**** Excerpted passage ****
Rolling the Dice on a Post-Earnings Retreat with a Hypothetical Strip on Research In Motion (RIMM)
- Posted by Andrea Kramer
- on December 15th, 2010
BlackBerry behemoth Research In Motion Limited $RIMM will take the earnings reins after the closing bell tomorrow. Analysts, on average, are expecting the firm to record a third-quarter profit of $1.64 per share on about $5.4 billion in revenue. From an historical standpoint, the tech titan has bested the Street’s per-share earnings predictions in three of the past four quarters, according to Thomson Reuters.
While RIMM’s relatively impressive earnings resume might have the bears on edge, one options strategy could calm those pre-earnings jitters: the strip — cousin of the long straddle, and skeptically skewed sister of the strap. This three-tiered option play allows pessimistic options speculators to gamble on a post-earnings retreat, but hedge his bets in the event of – and even profit from – a significant move to the upside. However, before we break down our theoretical strip on RIMM, let’s first examine the ABCs of the strategy.
While both the straddle and the strip employ puts and calls at a single at-the-money strike, the latter strategy utilizes twice as many puts as calls. More specifically, to initiate a strip, you would purchase one call and two puts with the same strike and expiration date, resulting in a net debit.
As we’ve already mentioned, the objective behind the strip is for the underlying security to make a monstrous move in either direction – but preferably to the downside, since the strategy employs twice as many puts as calls. Should the stock perforate the upper breakeven rail (strike + net debit), the investor’s profit could be substantial, and is calculated by subtracting the net debit from the call’s intrinsic value. However, an equidistant move beneath the lower breakeven level (strike – [net debit/2] before the options expire would generate even grander gains, due to the double dose of long puts.
**** Entries supplied ****
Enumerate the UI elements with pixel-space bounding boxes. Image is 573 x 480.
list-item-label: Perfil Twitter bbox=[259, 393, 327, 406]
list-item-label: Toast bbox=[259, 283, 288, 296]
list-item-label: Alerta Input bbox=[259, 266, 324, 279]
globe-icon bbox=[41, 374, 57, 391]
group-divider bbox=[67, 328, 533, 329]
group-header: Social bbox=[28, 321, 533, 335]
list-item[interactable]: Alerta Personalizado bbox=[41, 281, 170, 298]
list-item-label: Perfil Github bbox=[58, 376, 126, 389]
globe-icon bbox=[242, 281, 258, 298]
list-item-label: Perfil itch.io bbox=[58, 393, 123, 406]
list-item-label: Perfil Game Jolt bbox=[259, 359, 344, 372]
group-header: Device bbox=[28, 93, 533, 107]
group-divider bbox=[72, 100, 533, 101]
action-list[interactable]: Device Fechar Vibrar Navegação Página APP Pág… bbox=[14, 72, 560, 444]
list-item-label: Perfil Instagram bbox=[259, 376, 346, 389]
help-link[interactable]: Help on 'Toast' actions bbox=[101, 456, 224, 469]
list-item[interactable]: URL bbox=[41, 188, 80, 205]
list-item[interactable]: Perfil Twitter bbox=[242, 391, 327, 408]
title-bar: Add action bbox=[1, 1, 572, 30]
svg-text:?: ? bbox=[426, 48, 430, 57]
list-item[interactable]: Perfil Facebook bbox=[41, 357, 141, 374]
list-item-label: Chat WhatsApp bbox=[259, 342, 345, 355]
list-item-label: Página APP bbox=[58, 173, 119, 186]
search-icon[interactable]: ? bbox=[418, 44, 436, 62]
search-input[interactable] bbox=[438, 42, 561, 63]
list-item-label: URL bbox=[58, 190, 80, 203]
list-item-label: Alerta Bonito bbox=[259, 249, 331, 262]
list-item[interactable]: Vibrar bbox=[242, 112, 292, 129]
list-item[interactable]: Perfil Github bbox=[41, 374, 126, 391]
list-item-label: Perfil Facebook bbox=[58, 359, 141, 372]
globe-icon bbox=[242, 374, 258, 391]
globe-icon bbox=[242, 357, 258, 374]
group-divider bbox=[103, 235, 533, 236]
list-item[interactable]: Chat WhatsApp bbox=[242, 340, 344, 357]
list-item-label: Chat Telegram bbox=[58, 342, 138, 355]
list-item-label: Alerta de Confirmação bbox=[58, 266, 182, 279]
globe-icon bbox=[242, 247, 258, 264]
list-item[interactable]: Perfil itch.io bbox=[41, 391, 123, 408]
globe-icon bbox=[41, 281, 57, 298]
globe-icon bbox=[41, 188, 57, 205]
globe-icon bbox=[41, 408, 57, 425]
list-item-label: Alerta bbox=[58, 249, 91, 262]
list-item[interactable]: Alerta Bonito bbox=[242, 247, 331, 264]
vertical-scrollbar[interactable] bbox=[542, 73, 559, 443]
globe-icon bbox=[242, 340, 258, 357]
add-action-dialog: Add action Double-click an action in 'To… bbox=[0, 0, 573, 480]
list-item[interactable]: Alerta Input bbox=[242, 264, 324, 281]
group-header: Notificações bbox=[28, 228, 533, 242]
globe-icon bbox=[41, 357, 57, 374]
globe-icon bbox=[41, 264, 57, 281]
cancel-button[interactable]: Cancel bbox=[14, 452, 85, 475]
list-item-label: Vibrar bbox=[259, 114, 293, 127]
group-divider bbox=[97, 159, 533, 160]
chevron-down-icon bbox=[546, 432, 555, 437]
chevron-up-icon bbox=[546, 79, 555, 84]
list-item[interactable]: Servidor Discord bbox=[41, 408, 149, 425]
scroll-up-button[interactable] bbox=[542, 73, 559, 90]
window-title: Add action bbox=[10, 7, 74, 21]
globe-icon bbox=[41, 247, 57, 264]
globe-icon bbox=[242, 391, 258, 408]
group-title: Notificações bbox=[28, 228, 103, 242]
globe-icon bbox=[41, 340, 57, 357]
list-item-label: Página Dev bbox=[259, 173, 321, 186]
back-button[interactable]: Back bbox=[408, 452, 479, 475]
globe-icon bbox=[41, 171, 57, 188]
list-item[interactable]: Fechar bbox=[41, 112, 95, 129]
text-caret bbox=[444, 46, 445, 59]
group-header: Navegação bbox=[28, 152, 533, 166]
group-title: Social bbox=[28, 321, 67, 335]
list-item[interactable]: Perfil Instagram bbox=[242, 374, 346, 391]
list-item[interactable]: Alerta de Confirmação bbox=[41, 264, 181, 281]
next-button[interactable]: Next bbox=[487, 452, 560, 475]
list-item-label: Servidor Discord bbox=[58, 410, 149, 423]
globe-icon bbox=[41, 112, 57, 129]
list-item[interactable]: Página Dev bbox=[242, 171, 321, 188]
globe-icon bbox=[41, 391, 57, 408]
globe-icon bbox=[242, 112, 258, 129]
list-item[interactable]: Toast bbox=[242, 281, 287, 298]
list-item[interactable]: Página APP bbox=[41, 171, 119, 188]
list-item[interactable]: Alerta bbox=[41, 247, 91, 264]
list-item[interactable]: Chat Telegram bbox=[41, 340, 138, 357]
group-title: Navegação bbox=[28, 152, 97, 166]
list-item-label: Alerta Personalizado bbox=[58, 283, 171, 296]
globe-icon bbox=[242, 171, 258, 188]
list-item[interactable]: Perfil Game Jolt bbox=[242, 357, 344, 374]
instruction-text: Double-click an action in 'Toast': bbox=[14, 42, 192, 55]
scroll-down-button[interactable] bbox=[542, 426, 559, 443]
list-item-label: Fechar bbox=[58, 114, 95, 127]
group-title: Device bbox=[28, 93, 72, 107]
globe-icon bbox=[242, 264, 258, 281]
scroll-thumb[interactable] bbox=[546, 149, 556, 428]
****
=== What is expected ===
Answer these questions from the article on the strip strategy.
(a) What per-share third-quarter profit are analysts expecting Research In Motion to record?
(b) Which options does a trader buy to open a strip?
(c) How is the strip's upper breakeven level calculated?
Answer from the article on the strip strategy alone.

=== Solution to this problem ===
(a) $1.64 per share.
(b) One call and two puts, all with the same strike and expiration date.
(c) The strike plus the net debit.